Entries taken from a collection
- - - - - - -

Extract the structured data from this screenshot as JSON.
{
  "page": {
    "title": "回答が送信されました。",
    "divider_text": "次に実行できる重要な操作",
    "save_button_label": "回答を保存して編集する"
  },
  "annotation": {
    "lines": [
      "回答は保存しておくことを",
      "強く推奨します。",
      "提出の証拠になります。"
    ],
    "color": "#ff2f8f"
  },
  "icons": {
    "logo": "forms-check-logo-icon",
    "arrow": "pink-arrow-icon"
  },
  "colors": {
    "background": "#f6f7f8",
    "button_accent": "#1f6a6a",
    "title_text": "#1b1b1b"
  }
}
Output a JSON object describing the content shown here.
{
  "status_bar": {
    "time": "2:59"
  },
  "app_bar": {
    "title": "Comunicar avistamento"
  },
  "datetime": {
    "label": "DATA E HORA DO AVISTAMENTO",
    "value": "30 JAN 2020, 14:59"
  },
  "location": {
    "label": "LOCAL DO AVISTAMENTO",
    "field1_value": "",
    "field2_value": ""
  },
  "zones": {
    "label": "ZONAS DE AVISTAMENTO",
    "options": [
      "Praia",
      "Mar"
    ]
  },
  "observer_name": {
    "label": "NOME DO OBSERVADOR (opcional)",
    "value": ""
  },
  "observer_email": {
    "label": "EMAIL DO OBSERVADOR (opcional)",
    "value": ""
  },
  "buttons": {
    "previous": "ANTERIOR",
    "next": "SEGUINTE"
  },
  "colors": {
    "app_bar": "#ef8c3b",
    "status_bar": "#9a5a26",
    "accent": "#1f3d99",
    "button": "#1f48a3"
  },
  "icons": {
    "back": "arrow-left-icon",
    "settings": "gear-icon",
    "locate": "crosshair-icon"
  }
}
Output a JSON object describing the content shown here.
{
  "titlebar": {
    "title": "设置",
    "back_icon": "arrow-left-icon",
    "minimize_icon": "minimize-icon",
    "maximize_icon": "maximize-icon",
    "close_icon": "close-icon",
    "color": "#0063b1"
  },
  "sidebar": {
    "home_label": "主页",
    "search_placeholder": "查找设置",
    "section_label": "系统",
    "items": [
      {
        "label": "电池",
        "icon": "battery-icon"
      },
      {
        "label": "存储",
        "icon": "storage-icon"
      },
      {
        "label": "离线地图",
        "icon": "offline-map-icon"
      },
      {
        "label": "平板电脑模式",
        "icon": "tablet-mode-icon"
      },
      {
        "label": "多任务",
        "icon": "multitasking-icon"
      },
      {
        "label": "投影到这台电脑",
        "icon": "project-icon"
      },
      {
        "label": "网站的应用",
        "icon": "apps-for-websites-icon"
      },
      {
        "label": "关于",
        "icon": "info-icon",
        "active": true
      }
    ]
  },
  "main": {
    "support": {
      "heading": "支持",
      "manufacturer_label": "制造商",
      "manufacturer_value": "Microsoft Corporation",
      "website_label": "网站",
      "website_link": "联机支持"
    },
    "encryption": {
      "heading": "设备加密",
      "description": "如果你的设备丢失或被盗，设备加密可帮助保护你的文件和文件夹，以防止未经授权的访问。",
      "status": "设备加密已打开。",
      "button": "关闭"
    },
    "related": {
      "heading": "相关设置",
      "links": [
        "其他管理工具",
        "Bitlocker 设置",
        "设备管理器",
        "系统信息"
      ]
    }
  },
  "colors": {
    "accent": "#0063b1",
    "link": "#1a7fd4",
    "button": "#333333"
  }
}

- - - - - - -

TASK TO CARRY OUT — Repeat the records above exactly as they appear.

WRITTEN SOLUTION —
Extract the structured data from this screenshot as JSON.
{
  "page": {
    "title": "回答が送信されました。",
    "divider_text": "次に実行できる重要な操作",
    "save_button_label": "回答を保存して編集する"
  },
  "annotation": {
    "lines": [
      "回答は保存しておくことを",
      "強く推奨します。",
      "提出の証拠になります。"
    ],
    "color": "#ff2f8f"
  },
  "icons": {
    "logo": "forms-check-logo-icon",
    "arrow": "pink-arrow-icon"
  },
  "colors": {
    "background": "#f6f7f8",
    "button_accent": "#1f6a6a",
    "title_text": "#1b1b1b"
  }
}
Output a JSON object describing the content shown here.
{
  "status_bar": {
    "time": "2:59"
  },
  "app_bar": {
    "title": "Comunicar avistamento"
  },
  "datetime": {
    "label": "DATA E HORA DO AVISTAMENTO",
    "value": "30 JAN 2020, 14:59"
  },
  "location": {
    "label": "LOCAL DO AVISTAMENTO",
    "field1_value": "",
    "field2_value": ""
  },
  "zones": {
    "label": "ZONAS DE AVISTAMENTO",
    "options": [
      "Praia",
      "Mar"
    ]
  },
  "observer_name": {
    "label": "NOME DO OBSERVADOR (opcional)",
    "value": ""
  },
  "observer_email": {
    "label": "EMAIL DO OBSERVADOR (opcional)",
    "value": ""
  },
  "buttons": {
    "previous": "ANTERIOR",
    "next": "SEGUINTE"
  },
  "colors": {
    "app_bar": "#ef8c3b",
    "status_bar": "#9a5a26",
    "accent": "#1f3d99",
    "button": "#1f48a3"
  },
  "icons": {
    "back": "arrow-left-icon",
    "settings": "gear-icon",
    "locate": "crosshair-icon"
  }
}
Output a JSON object describing the content shown here.
{
  "titlebar": {
    "title": "设置",
    "back_icon": "arrow-left-icon",
    "minimize_icon": "minimize-icon",
    "maximize_icon": "maximize-icon",
    "close_icon": "close-icon",
    "color": "#0063b1"
  },
  "sidebar": {
    "home_label": "主页",
    "search_placeholder": "查找设置",
    "section_label": "系统",
    "items": [
      {
        "label": "电池",
        "icon": "battery-icon"
      },
      {
        "label": "存储",
        "icon": "storage-icon"
      },
      {
        "label": "离线地图",
        "icon": "offline-map-icon"
      },
      {
        "label": "平板电脑模式",
        "icon": "tablet-mode-icon"
      },
      {
        "label": "多任务",
        "icon": "multitasking-icon"
      },
      {
        "label": "投影到这台电脑",
        "icon": "project-icon"
      },
      {
        "label": "网站的应用",
        "icon": "apps-for-websites-icon"
      },
      {
        "label": "关于",
        "icon": "info-icon",
        "active": true
      }
    ]
  },
  "main": {
    "support": {
      "heading": "支持",
      "manufacturer_label": "制造商",
      "manufacturer_value": "Microsoft Corporation",
      "website_label": "网站",
      "website_link": "联机支持"
    },
    "encryption": {
      "heading": "设备加密",
      "description": "如果你的设备丢失或被盗，设备加密可帮助保护你的文件和文件夹，以防止未经授权的访问。",
      "status": "设备加密已打开。",
      "button": "关闭"
    },
    "related": {
      "heading": "相关设置",
      "links": [
        "其他管理工具",
        "Bitlocker 设置",
        "设备管理器",
        "系统信息"
      ]
    }
  },
  "colors": {
    "accent": "#0063b1",
    "link": "#1a7fd4",
    "button": "#333333"
  }
}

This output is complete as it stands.